**The task**
State the number of lines where "that" appears. Add nothing else.

(begin)

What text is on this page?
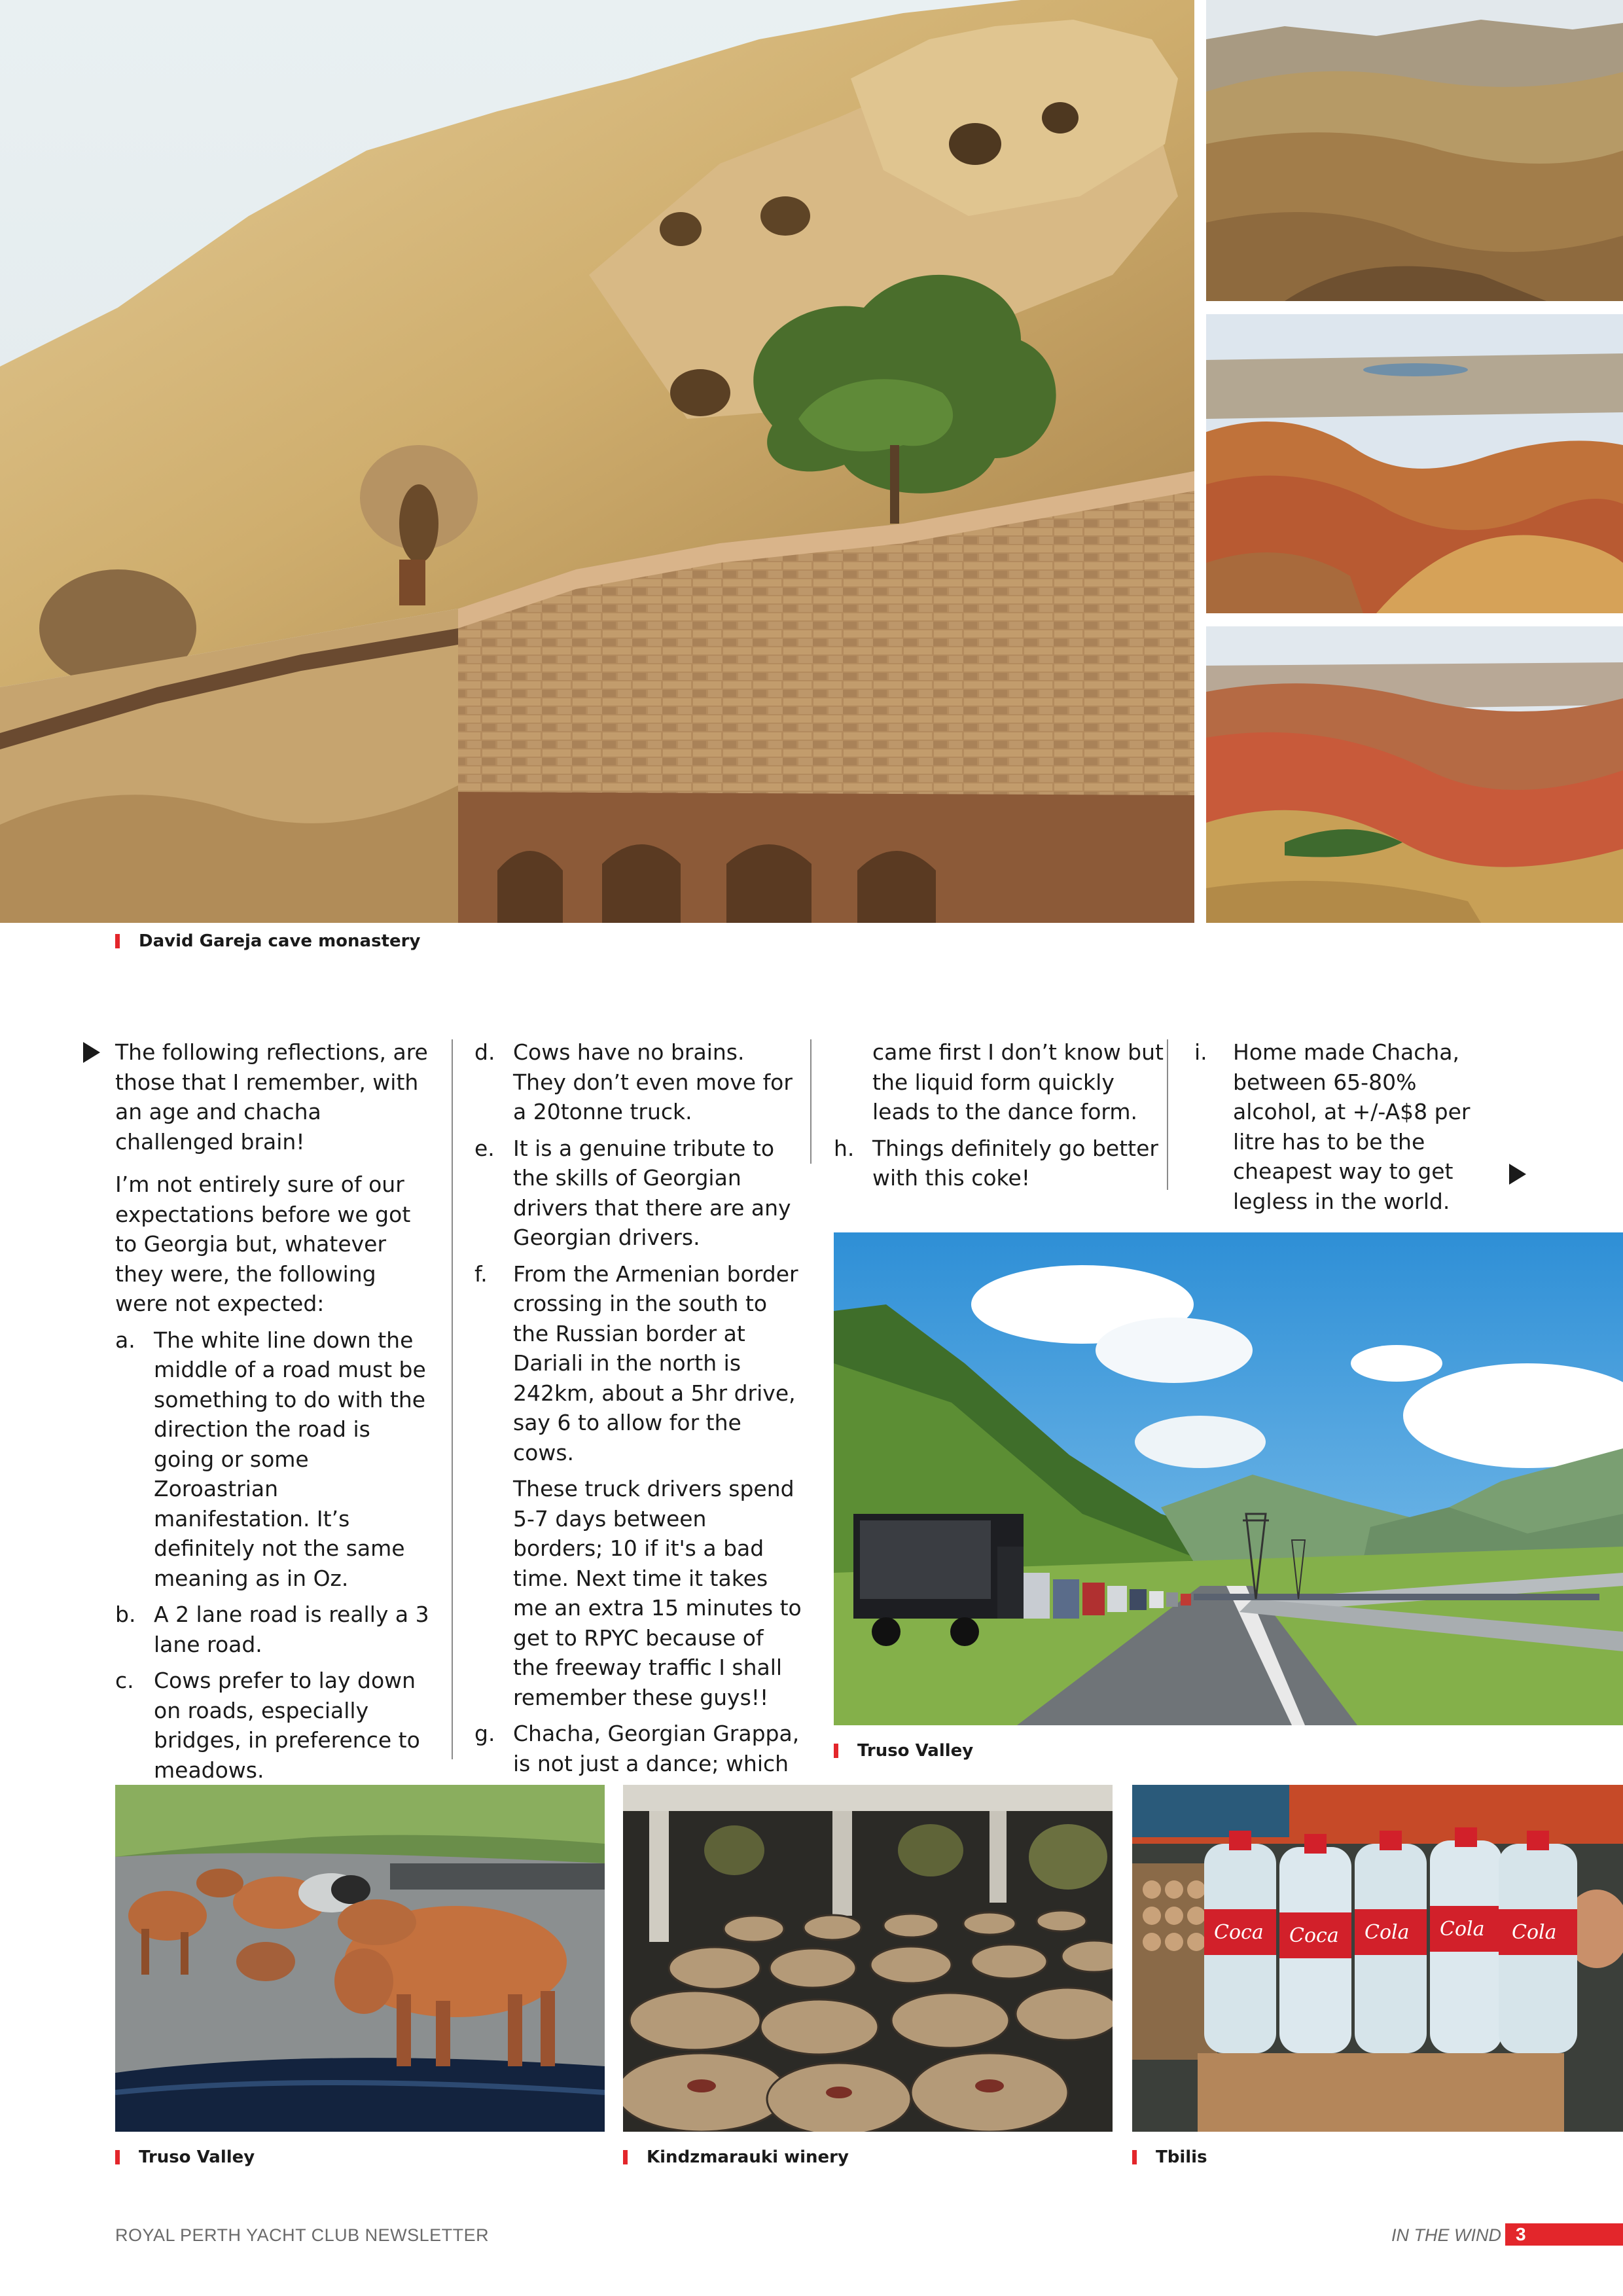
Coca Coca Cola Cola Cola
David Gareja cave monastery
Truso Valley
Truso Valley	Kindzmarauki winery	Tbilis

The following reflections, are those that I remember, with an age and chacha challenged brain!

I’m not entirely sure of our expectations before we got to Georgia but, whatever they were, the following were not expected:

a. The white line down the middle of a road must be something to do with the direction the road is going or some Zoroastrian manifestation. It’s definitely not the same meaning as in Oz.
b. A 2 lane road is really a 3 lane road.
c. Cows prefer to lay down on roads, especially bridges, in preference to meadows.
d. Cows have no brains. They don’t even move for a 20tonne truck.
e. It is a genuine tribute to the skills of Georgian drivers that there are any Georgian drivers.
f.	From the Armenian border crossing in the south to the Russian border at Dariali in the north is 242km, about a 5hr drive, say 6 to allow for the cows.
These truck drivers spend 5-7 days between borders; 10 if it's a bad time. Next time it takes me an extra 15 minutes to get to RPYC because of the freeway traffic I shall remember these guys!!
g. Chacha, Georgian Grappa, is not just a dance; which
came first I don’t know but the liquid form quickly leads to the dance form.
h. Things definitely go better with this coke!
i.	Home made Chacha, between 65-80% alcohol, at +/-A$8 per litre has to be the cheapest way to get legless in the world.
ROYAL PERTH YACHT CLUB NEWSLETTER	IN THE WIND 3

(end)

**Answer below**
2